PROBLEM STATEMENT: If an entry below contains an image, drop the image and retype the rest exactly.

Excerpts from a dataset
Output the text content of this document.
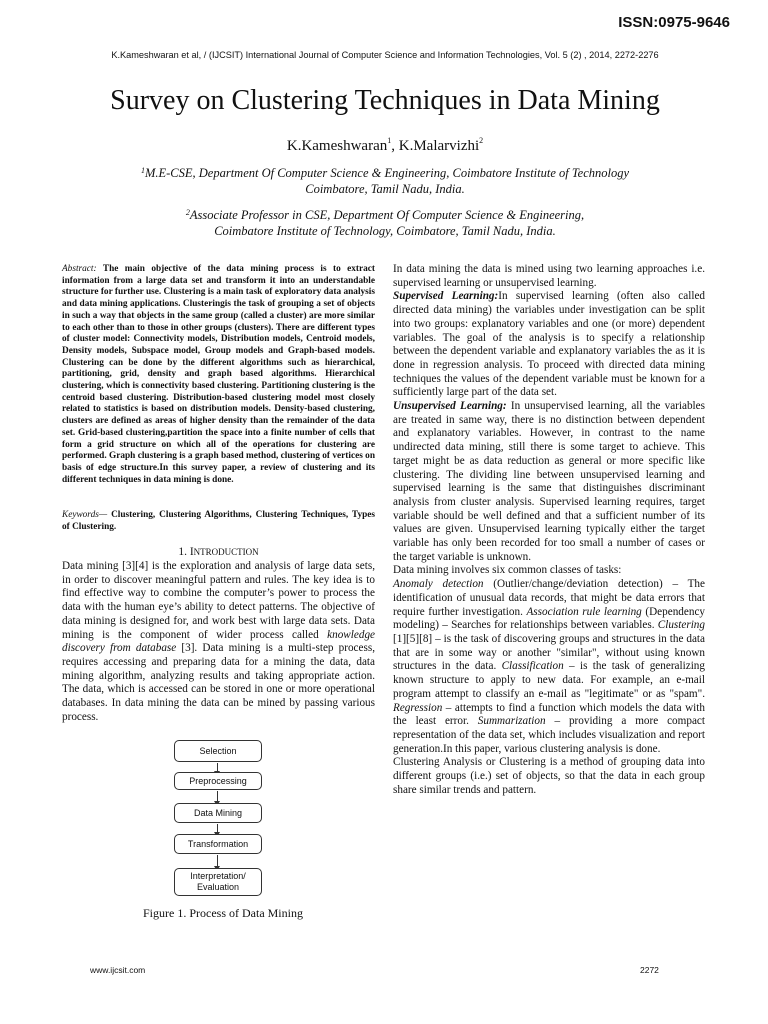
ISSN:0975-9646
K.Kameshwaran et al, / (IJCSIT) International Journal of Computer Science and Information Technologies, Vol. 5 (2) , 2014, 2272-2276
Survey on Clustering Techniques in Data Mining
K.Kameshwaran$^1$, K.Malarvizhi$^2$
$^1$M.E-CSE, Department Of Computer Science & Engineering, Coimbatore Institute of Technology
Coimbatore, Tamil Nadu, India.
$^2$Associate Professor in CSE, Department Of Computer Science & Engineering,
Coimbatore Institute of Technology, Coimbatore, Tamil Nadu, India.
Abstract: The main objective of the data mining process is to extract information from a large data set and transform it into an understandable structure for further use. Clustering is a main task of exploratory data analysis and data mining applications. Clusteringis the task of grouping a set of objects in such a way that objects in the same group (called a cluster) are more similar to each other than to those in other groups (clusters). There are different types of cluster model: Connectivity models, Distribution models, Centroid models, Density models, Subspace model, Group models and Graph-based models. Clustering can be done by the different algorithms such as hierarchical, partitioning, grid, density and graph based algorithms. Hierarchical clustering, which is connectivity based clustering. Partitioning clustering is the centroid based clustering. Distribution-based clustering model most closely related to statistics is based on distribution models. Density-based clustering, clusters are defined as areas of higher density than the remainder of the data set. Grid-based clustering,partition the space into a finite number of cells that form a grid structure on which all of the operations for clustering are performed. Graph clustering is a graph based method, clustering of vertices on basis of edge structure.In this survey paper, a review of clustering and its different techniques in data mining is done.
Keywords— Clustering, Clustering Algorithms, Clustering Techniques, Types of Clustering.
1. INTRODUCTION
Data mining [3][4] is the exploration and analysis of large data sets, in order to discover meaningful pattern and rules. The key idea is to find effective way to combine the computer’s power to process the data with the human eye’s ability to detect patterns. The objective of data mining is designed for, and work best with large data sets. Data mining is the component of wider process called knowledge discovery from database [3]. Data mining is a multi-step process, requires accessing and preparing data for a mining the data, data mining algorithm, analyzing results and taking appropriate action. The data, which is accessed can be stored in one or more operational databases. In data mining the data can be mined by passing various process.
Selection
Preprocessing
Data Mining
Transformation
Interpretation/
Evaluation
Figure 1. Process of Data Mining

In data mining the data is mined using two learning approaches i.e. supervised learning or unsupervised learning.

Supervised Learning:In supervised learning (often also called directed data mining) the variables under investigation can be split into two groups: explanatory variables and one (or more) dependent variables. The goal of the analysis is to specify a relationship between the dependent variable and explanatory variables the as it is done in regression analysis. To proceed with directed data mining techniques the values of the dependent variable must be known for a sufficiently large part of the data set.

Unsupervised Learning: In unsupervised learning, all the variables are treated in same way, there is no distinction between dependent and explanatory variables. However, in contrast to the name undirected data mining, still there is some target to achieve. This target might be as data reduction as general or more specific like clustering. The dividing line between unsupervised learning and supervised learning is the same that distinguishes discriminant analysis from cluster analysis. Supervised learning requires, target variable should be well defined and that a sufficient number of its values are given. Unsupervised learning typically either the target variable has only been recorded for too small a number of cases or the target variable is unknown.

Data mining involves six common classes of tasks:

Anomaly detection (Outlier/change/deviation detection) – The identification of unusual data records, that might be data errors that require further investigation. Association rule learning (Dependency modeling) – Searches for relationships between variables. Clustering [1][5][8] – is the task of discovering groups and structures in the data that are in some way or another "similar", without using known structures in the data. Classification – is the task of generalizing known structure to apply to new data. For example, an e-mail program attempt to classify an e-mail as "legitimate" or as "spam". Regression – attempts to find a function which models the data with the least error. Summarization – providing a more compact representation of the data set, which includes visualization and report generation.In this paper, various clustering analysis is done.

Clustering Analysis or Clustering is a method of grouping data into different groups (i.e.) set of objects, so that the data in each group share similar trends and pattern.

www.ijcsit.com	2272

SOLUTION FOR THIS EXERCISE:
Output the text content of this document.
ISSN:0975-9646
K.Kameshwaran et al, / (IJCSIT) International Journal of Computer Science and Information Technologies, Vol. 5 (2) , 2014, 2272-2276
Survey on Clustering Techniques in Data Mining
K.Kameshwaran$^1$, K.Malarvizhi$^2$
$^1$M.E-CSE, Department Of Computer Science & Engineering, Coimbatore Institute of Technology
Coimbatore, Tamil Nadu, India.
$^2$Associate Professor in CSE, Department Of Computer Science & Engineering,
Coimbatore Institute of Technology, Coimbatore, Tamil Nadu, India.
Abstract: The main objective of the data mining process is to extract information from a large data set and transform it into an understandable structure for further use. Clustering is a main task of exploratory data analysis and data mining applications. Clusteringis the task of grouping a set of objects in such a way that objects in the same group (called a cluster) are more similar to each other than to those in other groups (clusters). There are different types of cluster model: Connectivity models, Distribution models, Centroid models, Density models, Subspace model, Group models and Graph-based models. Clustering can be done by the different algorithms such as hierarchical, partitioning, grid, density and graph based algorithms. Hierarchical clustering, which is connectivity based clustering. Partitioning clustering is the centroid based clustering. Distribution-based clustering model most closely related to statistics is based on distribution models. Density-based clustering, clusters are defined as areas of higher density than the remainder of the data set. Grid-based clustering,partition the space into a finite number of cells that form a grid structure on which all of the operations for clustering are performed. Graph clustering is a graph based method, clustering of vertices on basis of edge structure.In this survey paper, a review of clustering and its different techniques in data mining is done.
Keywords— Clustering, Clustering Algorithms, Clustering Techniques, Types of Clustering.
1. INTRODUCTION
Data mining [3][4] is the exploration and analysis of large data sets, in order to discover meaningful pattern and rules. The key idea is to find effective way to combine the computer’s power to process the data with the human eye’s ability to detect patterns. The objective of data mining is designed for, and work best with large data sets. Data mining is the component of wider process called knowledge discovery from database [3]. Data mining is a multi-step process, requires accessing and preparing data for a mining the data, data mining algorithm, analyzing results and taking appropriate action. The data, which is accessed can be stored in one or more operational databases. In data mining the data can be mined by passing various process.
Selection
Preprocessing
Data Mining
Transformation
Interpretation/
Evaluation
Figure 1. Process of Data Mining

In data mining the data is mined using two learning approaches i.e. supervised learning or unsupervised learning.

Supervised Learning:In supervised learning (often also called directed data mining) the variables under investigation can be split into two groups: explanatory variables and one (or more) dependent variables. The goal of the analysis is to specify a relationship between the dependent variable and explanatory variables the as it is done in regression analysis. To proceed with directed data mining techniques the values of the dependent variable must be known for a sufficiently large part of the data set.

Unsupervised Learning: In unsupervised learning, all the variables are treated in same way, there is no distinction between dependent and explanatory variables. However, in contrast to the name undirected data mining, still there is some target to achieve. This target might be as data reduction as general or more specific like clustering. The dividing line between unsupervised learning and supervised learning is the same that distinguishes discriminant analysis from cluster analysis. Supervised learning requires, target variable should be well defined and that a sufficient number of its values are given. Unsupervised learning typically either the target variable has only been recorded for too small a number of cases or the target variable is unknown.

Data mining involves six common classes of tasks:

Anomaly detection (Outlier/change/deviation detection) – The identification of unusual data records, that might be data errors that require further investigation. Association rule learning (Dependency modeling) – Searches for relationships between variables. Clustering [1][5][8] – is the task of discovering groups and structures in the data that are in some way or another "similar", without using known structures in the data. Classification – is the task of generalizing known structure to apply to new data. For example, an e-mail program attempt to classify an e-mail as "legitimate" or as "spam". Regression – attempts to find a function which models the data with the least error. Summarization – providing a more compact representation of the data set, which includes visualization and report generation.In this paper, various clustering analysis is done.

Clustering Analysis or Clustering is a method of grouping data into different groups (i.e.) set of objects, so that the data in each group share similar trends and pattern.

www.ijcsit.com	2272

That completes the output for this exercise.